*Entries from a dataset:*
——

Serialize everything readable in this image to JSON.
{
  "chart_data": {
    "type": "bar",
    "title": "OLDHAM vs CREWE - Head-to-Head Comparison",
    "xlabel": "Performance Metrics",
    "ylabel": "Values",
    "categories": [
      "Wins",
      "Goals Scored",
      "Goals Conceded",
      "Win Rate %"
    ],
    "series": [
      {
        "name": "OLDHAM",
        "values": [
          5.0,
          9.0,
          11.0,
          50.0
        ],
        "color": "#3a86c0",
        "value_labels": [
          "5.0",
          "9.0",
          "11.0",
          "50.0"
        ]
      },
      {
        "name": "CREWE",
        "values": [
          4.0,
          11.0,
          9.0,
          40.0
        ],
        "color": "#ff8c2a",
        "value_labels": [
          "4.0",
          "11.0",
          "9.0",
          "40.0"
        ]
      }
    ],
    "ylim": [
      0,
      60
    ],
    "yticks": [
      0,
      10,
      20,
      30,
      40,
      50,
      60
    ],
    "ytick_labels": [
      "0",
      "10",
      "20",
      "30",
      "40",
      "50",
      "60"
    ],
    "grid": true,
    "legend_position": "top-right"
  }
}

——

*SET TASK:* Extract the full listing above without altering anything.

*PROBLEM SOLUTION:*
Serialize everything readable in this image to JSON.
{
  "chart_data": {
    "type": "bar",
    "title": "OLDHAM vs CREWE - Head-to-Head Comparison",
    "xlabel": "Performance Metrics",
    "ylabel": "Values",
    "categories": [
      "Wins",
      "Goals Scored",
      "Goals Conceded",
      "Win Rate %"
    ],
    "series": [
      {
        "name": "OLDHAM",
        "values": [
          5.0,
          9.0,
          11.0,
          50.0
        ],
        "color": "#3a86c0",
        "value_labels": [
          "5.0",
          "9.0",
          "11.0",
          "50.0"
        ]
      },
      {
        "name": "CREWE",
        "values": [
          4.0,
          11.0,
          9.0,
          40.0
        ],
        "color": "#ff8c2a",
        "value_labels": [
          "4.0",
          "11.0",
          "9.0",
          "40.0"
        ]
      }
    ],
    "ylim": [
      0,
      60
    ],
    "yticks": [
      0,
      10,
      20,
      30,
      40,
      50,
      60
    ],
    "ytick_labels": [
      "0",
      "10",
      "20",
      "30",
      "40",
      "50",
      "60"
    ],
    "grid": true,
    "legend_position": "top-right"
  }
}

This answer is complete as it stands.